◆ WHAT THE TASK ASKS
Copy all the material below, exactly as it stands.

◆ DATA TO USE
════════
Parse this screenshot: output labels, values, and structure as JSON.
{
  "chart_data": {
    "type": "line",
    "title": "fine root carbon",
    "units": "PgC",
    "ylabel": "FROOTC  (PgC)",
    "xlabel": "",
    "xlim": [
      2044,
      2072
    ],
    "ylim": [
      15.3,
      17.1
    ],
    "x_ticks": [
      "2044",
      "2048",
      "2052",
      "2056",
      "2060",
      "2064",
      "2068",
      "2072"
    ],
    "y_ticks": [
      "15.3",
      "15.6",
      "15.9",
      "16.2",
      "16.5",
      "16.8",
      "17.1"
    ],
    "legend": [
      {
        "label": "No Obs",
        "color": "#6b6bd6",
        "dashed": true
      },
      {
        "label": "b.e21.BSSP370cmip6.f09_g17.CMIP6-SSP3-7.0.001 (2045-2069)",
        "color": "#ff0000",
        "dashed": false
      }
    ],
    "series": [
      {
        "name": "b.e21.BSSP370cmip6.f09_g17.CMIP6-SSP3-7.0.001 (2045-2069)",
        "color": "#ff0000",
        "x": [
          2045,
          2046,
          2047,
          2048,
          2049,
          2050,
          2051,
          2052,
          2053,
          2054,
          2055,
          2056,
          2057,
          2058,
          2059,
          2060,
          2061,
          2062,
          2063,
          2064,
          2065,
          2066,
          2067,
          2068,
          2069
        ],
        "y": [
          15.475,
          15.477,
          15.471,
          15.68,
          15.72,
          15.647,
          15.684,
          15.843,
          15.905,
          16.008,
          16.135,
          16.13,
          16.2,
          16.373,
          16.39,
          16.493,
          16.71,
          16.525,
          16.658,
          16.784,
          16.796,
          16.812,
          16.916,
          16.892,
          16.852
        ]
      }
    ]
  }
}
════════
◆ EXPECTED ANSWER
Parse this screenshot: output labels, values, and structure as JSON.
{
  "chart_data": {
    "type": "line",
    "title": "fine root carbon",
    "units": "PgC",
    "ylabel": "FROOTC  (PgC)",
    "xlabel": "",
    "xlim": [
      2044,
      2072
    ],
    "ylim": [
      15.3,
      17.1
    ],
    "x_ticks": [
      "2044",
      "2048",
      "2052",
      "2056",
      "2060",
      "2064",
      "2068",
      "2072"
    ],
    "y_ticks": [
      "15.3",
      "15.6",
      "15.9",
      "16.2",
      "16.5",
      "16.8",
      "17.1"
    ],
    "legend": [
      {
        "label": "No Obs",
        "color": "#6b6bd6",
        "dashed": true
      },
      {
        "label": "b.e21.BSSP370cmip6.f09_g17.CMIP6-SSP3-7.0.001 (2045-2069)",
        "color": "#ff0000",
        "dashed": false
      }
    ],
    "series": [
      {
        "name": "b.e21.BSSP370cmip6.f09_g17.CMIP6-SSP3-7.0.001 (2045-2069)",
        "color": "#ff0000",
        "x": [
          2045,
          2046,
          2047,
          2048,
          2049,
          2050,
          2051,
          2052,
          2053,
          2054,
          2055,
          2056,
          2057,
          2058,
          2059,
          2060,
          2061,
          2062,
          2063,
          2064,
          2065,
          2066,
          2067,
          2068,
          2069
        ],
        "y": [
          15.475,
          15.477,
          15.471,
          15.68,
          15.72,
          15.647,
          15.684,
          15.843,
          15.905,
          16.008,
          16.135,
          16.13,
          16.2,
          16.373,
          16.39,
          16.493,
          16.71,
          16.525,
          16.658,
          16.784,
          16.796,
          16.812,
          16.916,
          16.892,
          16.852
        ]
      }
    ]
  }
}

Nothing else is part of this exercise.